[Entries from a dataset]
#####

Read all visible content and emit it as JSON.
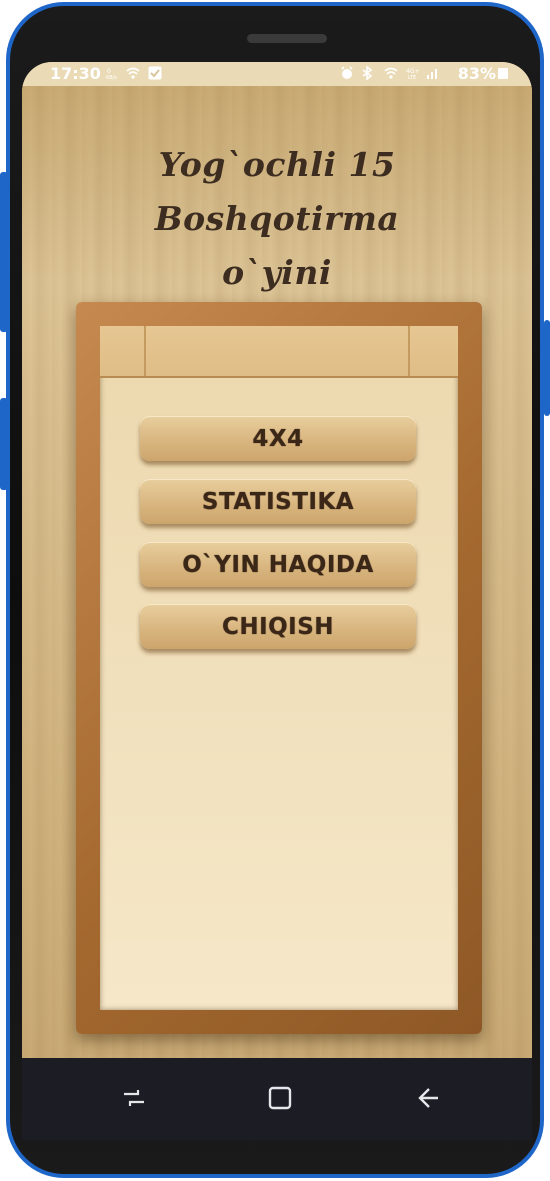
{
  "status_bar": {
    "time": "17:30",
    "battery": "83%",
    "icons": [
      "kbs-icon",
      "wifi-icon",
      "check-icon",
      "alarm-icon",
      "bluetooth-icon",
      "wifi-icon",
      "lte-icon",
      "signal-icon",
      "battery-icon"
    ]
  },
  "app": {
    "title_line1": "Yog`ochli 15 Boshqotirma",
    "title_line2": "o`yini"
  },
  "menu": {
    "items": [
      {
        "label": "4X4"
      },
      {
        "label": "STATISTIKA"
      },
      {
        "label": "O`YIN HAQIDA"
      },
      {
        "label": "CHIQISH"
      }
    ]
  },
  "nav_bar": {
    "icons": [
      "recent-apps-icon",
      "home-icon",
      "back-icon"
    ]
  },
  "colors": {
    "phone_accent": "#1f66c9",
    "wood_background": "#d6b985",
    "frame": "#a4692f",
    "text_dark": "#3b2718"
  }
}
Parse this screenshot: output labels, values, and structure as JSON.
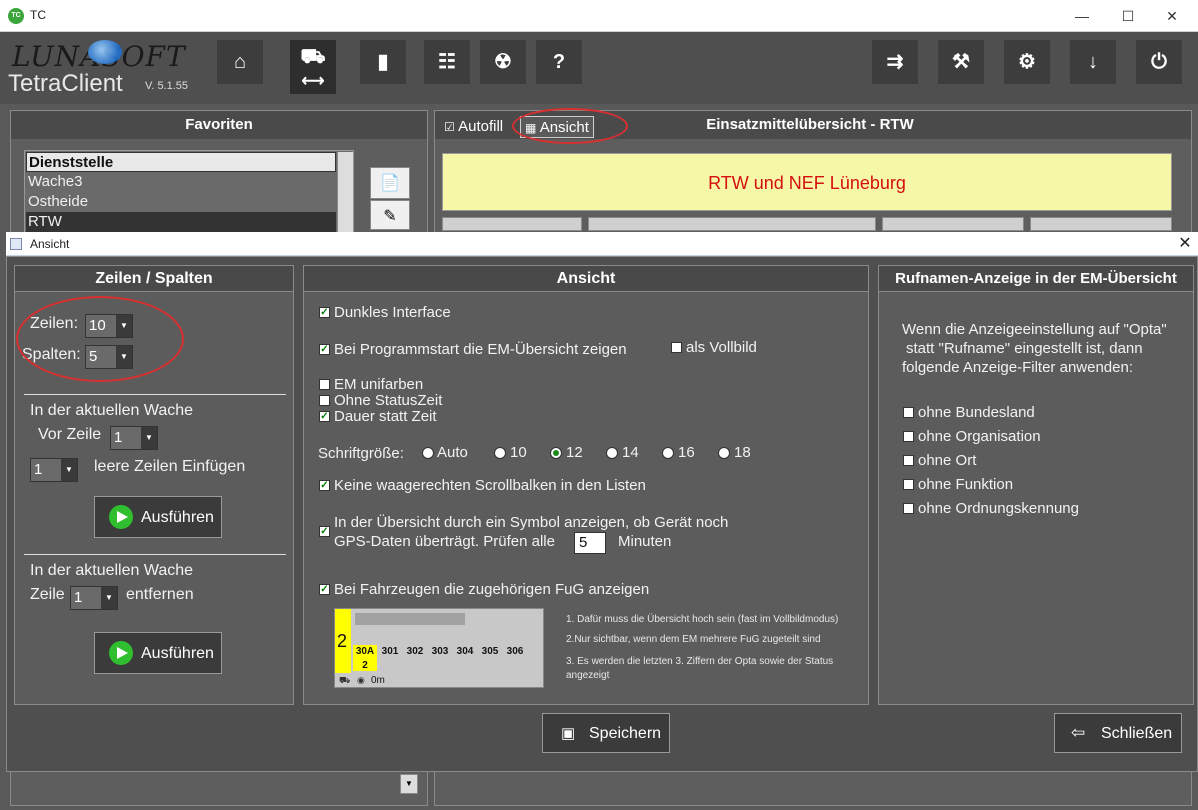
{
  "window": {
    "app_icon": "TC",
    "title": "TC",
    "minimize": "—",
    "maximize": "☐",
    "close": "✕"
  },
  "header": {
    "brand": "LUNASOFT",
    "product": "TetraClient",
    "version": "V. 5.1.55",
    "buttons": [
      {
        "icon": "home-icon",
        "glyph": "⌂"
      },
      {
        "icon": "vehicles-icon",
        "glyph": "⛟"
      },
      {
        "icon": "radio-icon",
        "glyph": "▮"
      },
      {
        "icon": "tree-icon",
        "glyph": "☷"
      },
      {
        "icon": "radiation-icon",
        "glyph": "☢"
      },
      {
        "icon": "help-icon",
        "glyph": "?"
      },
      {
        "icon": "forward-icon",
        "glyph": "⇉"
      },
      {
        "icon": "wrench-icon",
        "glyph": "⚒"
      },
      {
        "icon": "gear-icon",
        "glyph": "⚙"
      },
      {
        "icon": "download-icon",
        "glyph": "↓"
      },
      {
        "icon": "power-icon",
        "glyph": "⏻"
      }
    ],
    "swap_glyph": "⟷"
  },
  "favoriten": {
    "title": "Favoriten",
    "items": [
      "Dienststelle",
      "Wache3",
      "Ostheide",
      "RTW"
    ]
  },
  "overview": {
    "autofill_label": "Autofill",
    "ansicht_label": "Ansicht",
    "title": "Einsatzmittelübersicht - RTW",
    "banner": "RTW und NEF Lüneburg"
  },
  "dialog": {
    "title": "Ansicht",
    "close": "✕",
    "rows_cols": {
      "title": "Zeilen / Spalten",
      "rows_label": "Zeilen:",
      "rows_value": "10",
      "cols_label": "Spalten:",
      "cols_value": "5",
      "insert_header": "In der aktuellen Wache",
      "vor_zeile_label": "Vor Zeile",
      "vor_zeile_value": "1",
      "leere_value": "1",
      "leere_label": "leere Zeilen Einfügen",
      "run_label": "Ausführen",
      "remove_header": "In der aktuellen Wache",
      "zeile_label": "Zeile",
      "zeile_value": "1",
      "entfernen_label": "entfernen",
      "run2_label": "Ausführen"
    },
    "ansicht": {
      "title": "Ansicht",
      "dunkles": "Dunkles Interface",
      "programmstart": "Bei Programmstart die EM-Übersicht zeigen",
      "vollbild": "als Vollbild",
      "unifarben": "EM unifarben",
      "ohne_status": "Ohne StatusZeit",
      "dauer": "Dauer statt Zeit",
      "schrift_label": "Schriftgröße:",
      "font_sizes": [
        "Auto",
        "10",
        "12",
        "14",
        "16",
        "18"
      ],
      "font_selected": "12",
      "scrollbalken": "Keine waagerechten Scrollbalken in den Listen",
      "gps_line1": "In der Übersicht durch ein Symbol anzeigen, ob Gerät noch",
      "gps_line2": "GPS-Daten überträgt. Prüfen alle",
      "gps_minutes_value": "5",
      "gps_minutes_label": "Minuten",
      "fug": "Bei Fahrzeugen die zugehörigen FuG anzeigen",
      "preview": {
        "big_num": "2",
        "cells": [
          "30A\n2",
          "301",
          "302",
          "303",
          "304",
          "305",
          "306"
        ],
        "time": "0m"
      },
      "notes": [
        "1. Dafür muss die Übersicht hoch sein (fast im Vollbildmodus)",
        "2.Nur sichtbar, wenn dem EM mehrere FuG zugeteilt sind",
        "3. Es werden die letzten 3. Ziffern der Opta sowie der Status",
        "angezeigt"
      ]
    },
    "rufnamen": {
      "title": "Rufnamen-Anzeige in der EM-Übersicht",
      "desc1": "Wenn die Anzeigeeinstellung auf \"Opta\"",
      "desc2": "statt \"Rufname\" eingestellt ist, dann",
      "desc3": "folgende Anzeige-Filter anwenden:",
      "filters": [
        "ohne Bundesland",
        "ohne Organisation",
        "ohne Ort",
        "ohne Funktion",
        "ohne Ordnungskennung"
      ]
    },
    "save_label": "Speichern",
    "close_label": "Schließen"
  },
  "colors": {
    "accent_red": "#d41010",
    "banner_yellow": "#f7f7a8",
    "play_green": "#2fbf2f"
  }
}
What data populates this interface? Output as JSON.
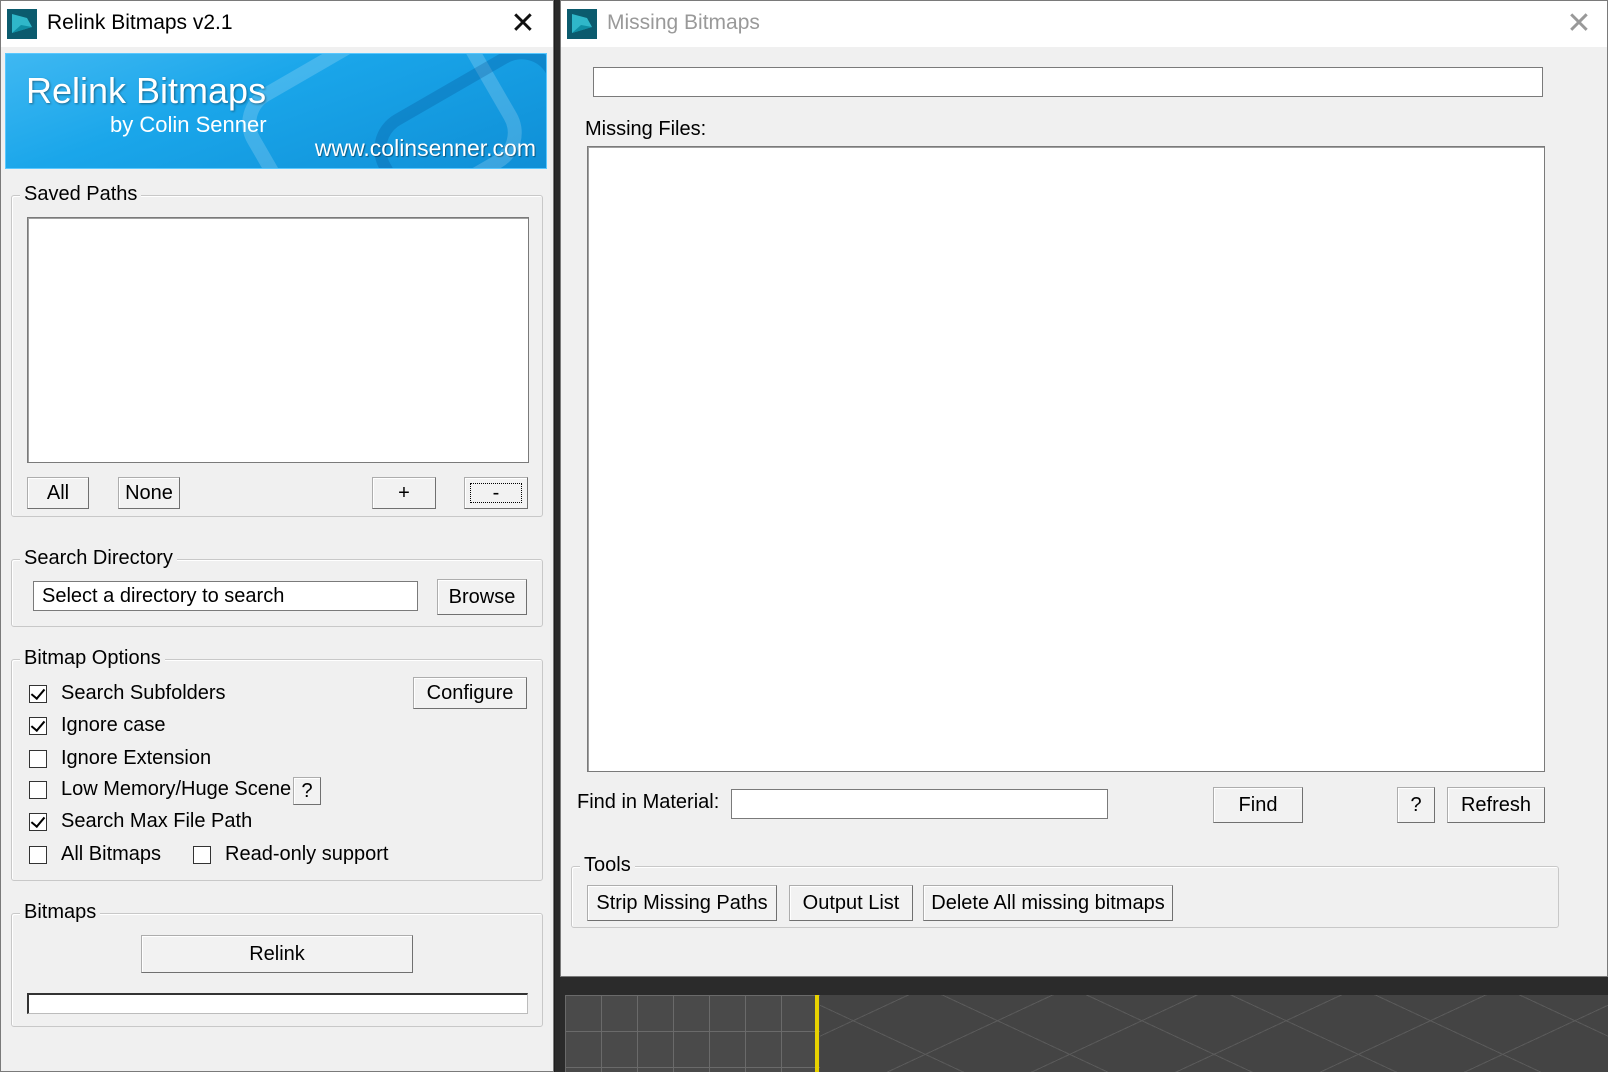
{
  "relink_window": {
    "title": "Relink Bitmaps v2.1",
    "banner": {
      "title": "Relink Bitmaps",
      "author": "by Colin Senner",
      "url": "www.colinsenner.com"
    },
    "saved_paths": {
      "label": "Saved Paths",
      "buttons": {
        "all": "All",
        "none": "None",
        "add": "+",
        "remove": "-"
      }
    },
    "search_directory": {
      "label": "Search Directory",
      "value": "Select a directory to search",
      "browse": "Browse"
    },
    "bitmap_options": {
      "label": "Bitmap Options",
      "configure": "Configure",
      "help": "?",
      "options": [
        {
          "label": "Search Subfolders",
          "checked": true
        },
        {
          "label": "Ignore case",
          "checked": true
        },
        {
          "label": "Ignore Extension",
          "checked": false
        },
        {
          "label": "Low Memory/Huge Scene",
          "checked": false
        },
        {
          "label": "Search Max File Path",
          "checked": true
        },
        {
          "label": "All Bitmaps",
          "checked": false
        },
        {
          "label": "Read-only support",
          "checked": false
        }
      ]
    },
    "bitmaps": {
      "label": "Bitmaps",
      "relink": "Relink",
      "progress": 0
    }
  },
  "missing_window": {
    "title": "Missing Bitmaps",
    "top_field_value": "",
    "missing_files_label": "Missing Files:",
    "find_label": "Find in Material:",
    "find_value": "",
    "find_button": "Find",
    "help_button": "?",
    "refresh_button": "Refresh",
    "tools": {
      "label": "Tools",
      "buttons": [
        "Strip Missing Paths",
        "Output List",
        "Delete All missing bitmaps"
      ]
    }
  },
  "colors": {
    "banner_blue": "#1aa6ea",
    "viewport_highlight": "#e8d200"
  }
}
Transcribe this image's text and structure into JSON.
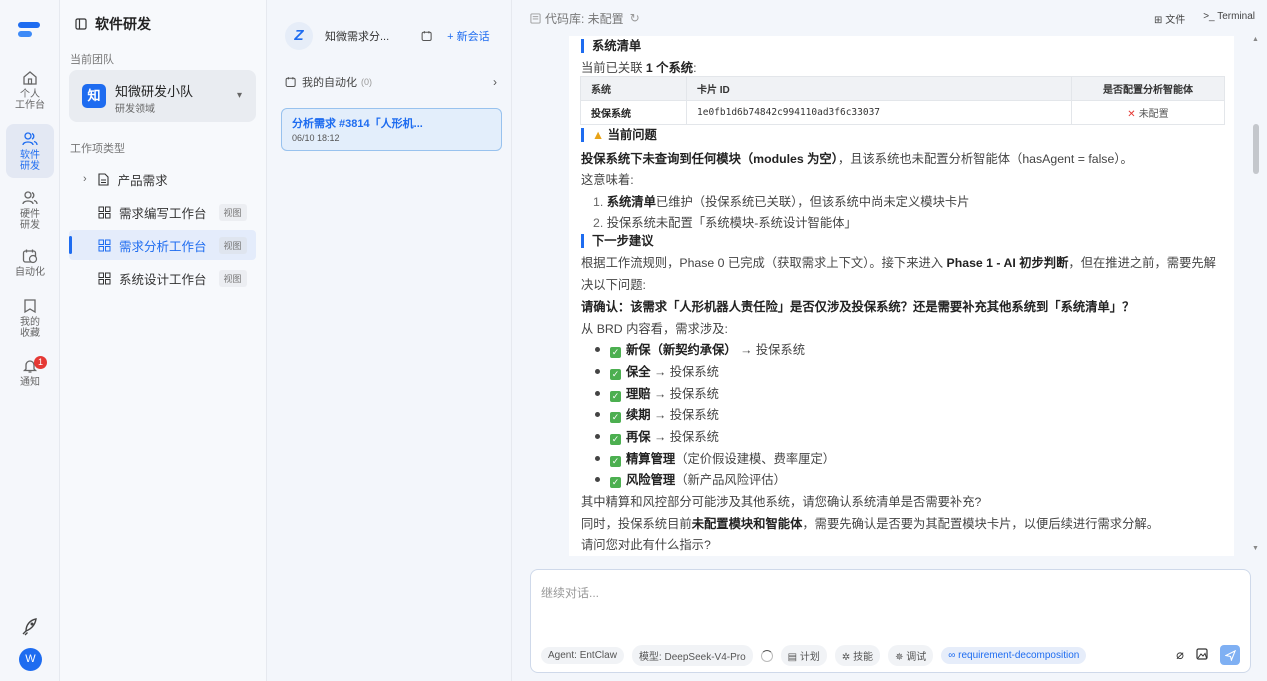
{
  "rail": {
    "items": [
      {
        "label_line1": "个人",
        "label_line2": "工作台"
      },
      {
        "label_line1": "软件",
        "label_line2": "研发"
      },
      {
        "label_line1": "硬件",
        "label_line2": "研发"
      },
      {
        "label_line1": "自动化",
        "label_line2": ""
      },
      {
        "label_line1": "我的",
        "label_line2": "收藏"
      },
      {
        "label_line1": "通知",
        "label_line2": ""
      }
    ],
    "notification_count": "1",
    "avatar": "W"
  },
  "sidebar": {
    "title": "软件研发",
    "team_label": "当前团队",
    "team": {
      "icon": "知",
      "name": "知微研发小队",
      "sub": "研发领域"
    },
    "worktype_label": "工作项类型",
    "items": [
      {
        "label": "产品需求",
        "pill": ""
      },
      {
        "label": "需求编写工作台",
        "pill": "视图"
      },
      {
        "label": "需求分析工作台",
        "pill": "视图"
      },
      {
        "label": "系统设计工作台",
        "pill": "视图"
      }
    ]
  },
  "sessions": {
    "avatar": "Z",
    "title": "知微需求分...",
    "new_label": "+ 新会话",
    "automation_label": "我的自动化",
    "automation_count": "(0)",
    "card": {
      "title": "分析需求 #3814「人形机...",
      "date": "06/10 18:12"
    }
  },
  "topbar": {
    "repo": "代码库: 未配置",
    "files": "文件",
    "terminal": "Terminal"
  },
  "doc": {
    "sec_systems": "系统清单",
    "linked_pre": "当前已关联 ",
    "linked_bold": "1 个系统",
    "linked_post": ":",
    "table": {
      "headers": [
        "系统",
        "卡片 ID",
        "是否配置分析智能体"
      ],
      "row": {
        "system": "投保系统",
        "card_id": "1e0fb1d6b74842c994110ad3f6c33037",
        "status": "未配置"
      }
    },
    "sec_problem": "当前问题",
    "problem_bold": "投保系统下未查询到任何模块（modules 为空）",
    "problem_rest": "，且该系统也未配置分析智能体（hasAgent = false）。",
    "means": "这意味着:",
    "n1_bold": "系统清单",
    "n1_rest": "已维护（投保系统已关联），但该系统中尚未定义模块卡片",
    "n2": "投保系统未配置「系统模块-系统设计智能体」",
    "sec_next": "下一步建议",
    "next_1a": "根据工作流规则，Phase 0 已完成（获取需求上下文）。接下来进入 ",
    "next_1b": "Phase 1 - AI 初步判断",
    "next_1c": "，但在推进之前，需要先解",
    "next_2": "决以下问题:",
    "confirm": "请确认：该需求「人形机器人责任险」是否仅涉及投保系统？还是需要补充其他系统到「系统清单」？",
    "brd": "从 BRD 内容看，需求涉及:",
    "bullets": [
      {
        "bold": "新保（新契约承保）",
        "rest": " → 投保系统"
      },
      {
        "bold": "保全",
        "rest": " → 投保系统"
      },
      {
        "bold": "理赔",
        "rest": " → 投保系统"
      },
      {
        "bold": "续期",
        "rest": " → 投保系统"
      },
      {
        "bold": "再保",
        "rest": " → 投保系统"
      },
      {
        "bold": "精算管理",
        "rest": "（定价假设建模、费率厘定）"
      },
      {
        "bold": "风险管理",
        "rest": "（新产品风险评估）"
      }
    ],
    "q1": "其中精算和风控部分可能涉及其他系统，请您确认系统清单是否需要补充?",
    "q2a": "同时，投保系统目前",
    "q2b": "未配置模块和智能体",
    "q2c": "，需要先确认是否要为其配置模块卡片，以便后续进行需求分解。",
    "q3": "请问您对此有什么指示?"
  },
  "composer": {
    "placeholder": "继续对话...",
    "agent": "Agent: EntClaw",
    "model": "模型: DeepSeek-V4-Pro",
    "plan": "计划",
    "skill": "技能",
    "debug": "调试",
    "skill_tag": "requirement-decomposition"
  }
}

#####

What to do — Search the lines above for the string "statt", then show every one that has it.

Response for this exercise —
      "dauer": "Dauer statt Zeit",
      "desc2": "statt \"Rufname\" eingestellt ist, dann",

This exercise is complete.